> Written instruction
Copy out all the lines exactly. Omit pictures.

> Dataset content

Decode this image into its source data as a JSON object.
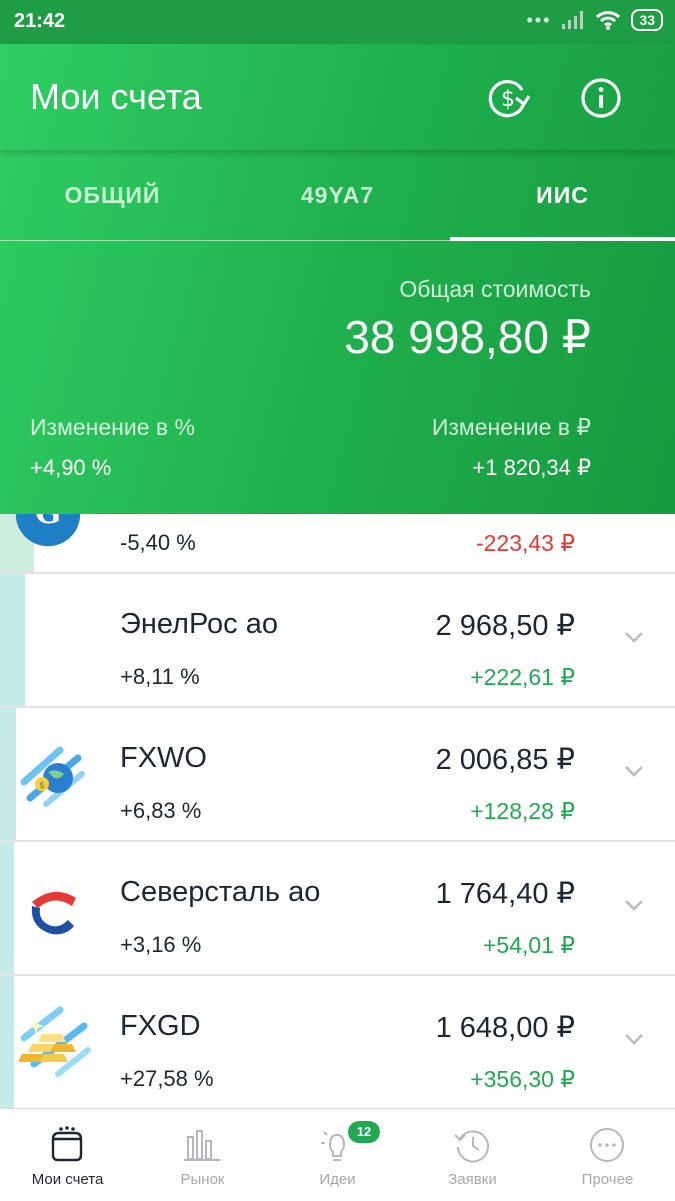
{
  "status_bar": {
    "time": "21:42",
    "battery": "33"
  },
  "header": {
    "title": "Мои счета"
  },
  "tabs": [
    {
      "label": "ОБЩИЙ",
      "active": false
    },
    {
      "label": "49YA7",
      "active": false
    },
    {
      "label": "ИИС",
      "active": true
    }
  ],
  "summary": {
    "total_label": "Общая стоимость",
    "total_value": "38 998,80 ₽",
    "change_pct_label": "Изменение в  %",
    "change_pct_value": "+4,90  %",
    "change_rub_label": "Изменение в ₽",
    "change_rub_value": "+1 820,34 ₽"
  },
  "positions": [
    {
      "name": "",
      "pct": "-5,40  %",
      "price": "",
      "delta": "-223,43 ₽",
      "direction": "neg",
      "bar_color": "#cdeede",
      "icon": "g-circle-logo"
    },
    {
      "name": "ЭнелРос ао",
      "pct": "+8,11  %",
      "price": "2 968,50 ₽",
      "delta": "+222,61 ₽",
      "direction": "pos",
      "bar_color": "#c4ebe8",
      "icon": ""
    },
    {
      "name": "FXWO",
      "pct": "+6,83  %",
      "price": "2 006,85 ₽",
      "delta": "+128,28 ₽",
      "direction": "pos",
      "bar_color": "#c4ebe8",
      "icon": "globe-money-logo"
    },
    {
      "name": "Северсталь ао",
      "pct": "+3,16  %",
      "price": "1 764,40 ₽",
      "delta": "+54,01 ₽",
      "direction": "pos",
      "bar_color": "#c4ebe8",
      "icon": "severstal-logo"
    },
    {
      "name": "FXGD",
      "pct": "+27,58  %",
      "price": "1 648,00 ₽",
      "delta": "+356,30 ₽",
      "direction": "pos",
      "bar_color": "#c4ebe8",
      "icon": "gold-bars-logo"
    }
  ],
  "bottom_nav": [
    {
      "label": "Мои счета",
      "icon": "wallet-icon",
      "active": true
    },
    {
      "label": "Рынок",
      "icon": "bar-chart-icon",
      "active": false
    },
    {
      "label": "Идеи",
      "icon": "lightbulb-icon",
      "active": false,
      "badge": "12"
    },
    {
      "label": "Заявки",
      "icon": "history-clock-icon",
      "active": false
    },
    {
      "label": "Прочее",
      "icon": "more-dots-icon",
      "active": false
    }
  ],
  "colors": {
    "brand_green": "#21a853",
    "negative": "#e53935",
    "text_dark": "#1e2633"
  }
}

> The output
Decode this image into its source data as a JSON object.
{
  "status_bar": {
    "time": "21:42",
    "battery": "33"
  },
  "header": {
    "title": "Мои счета"
  },
  "tabs": [
    {
      "label": "ОБЩИЙ",
      "active": false
    },
    {
      "label": "49YA7",
      "active": false
    },
    {
      "label": "ИИС",
      "active": true
    }
  ],
  "summary": {
    "total_label": "Общая стоимость",
    "total_value": "38 998,80 ₽",
    "change_pct_label": "Изменение в  %",
    "change_pct_value": "+4,90  %",
    "change_rub_label": "Изменение в ₽",
    "change_rub_value": "+1 820,34 ₽"
  },
  "positions": [
    {
      "name": "",
      "pct": "-5,40  %",
      "price": "",
      "delta": "-223,43 ₽",
      "direction": "neg",
      "bar_color": "#cdeede",
      "icon": "g-circle-logo"
    },
    {
      "name": "ЭнелРос ао",
      "pct": "+8,11  %",
      "price": "2 968,50 ₽",
      "delta": "+222,61 ₽",
      "direction": "pos",
      "bar_color": "#c4ebe8",
      "icon": ""
    },
    {
      "name": "FXWO",
      "pct": "+6,83  %",
      "price": "2 006,85 ₽",
      "delta": "+128,28 ₽",
      "direction": "pos",
      "bar_color": "#c4ebe8",
      "icon": "globe-money-logo"
    },
    {
      "name": "Северсталь ао",
      "pct": "+3,16  %",
      "price": "1 764,40 ₽",
      "delta": "+54,01 ₽",
      "direction": "pos",
      "bar_color": "#c4ebe8",
      "icon": "severstal-logo"
    },
    {
      "name": "FXGD",
      "pct": "+27,58  %",
      "price": "1 648,00 ₽",
      "delta": "+356,30 ₽",
      "direction": "pos",
      "bar_color": "#c4ebe8",
      "icon": "gold-bars-logo"
    }
  ],
  "bottom_nav": [
    {
      "label": "Мои счета",
      "icon": "wallet-icon",
      "active": true
    },
    {
      "label": "Рынок",
      "icon": "bar-chart-icon",
      "active": false
    },
    {
      "label": "Идеи",
      "icon": "lightbulb-icon",
      "active": false,
      "badge": "12"
    },
    {
      "label": "Заявки",
      "icon": "history-clock-icon",
      "active": false
    },
    {
      "label": "Прочее",
      "icon": "more-dots-icon",
      "active": false
    }
  ],
  "colors": {
    "brand_green": "#21a853",
    "negative": "#e53935",
    "text_dark": "#1e2633"
  }
}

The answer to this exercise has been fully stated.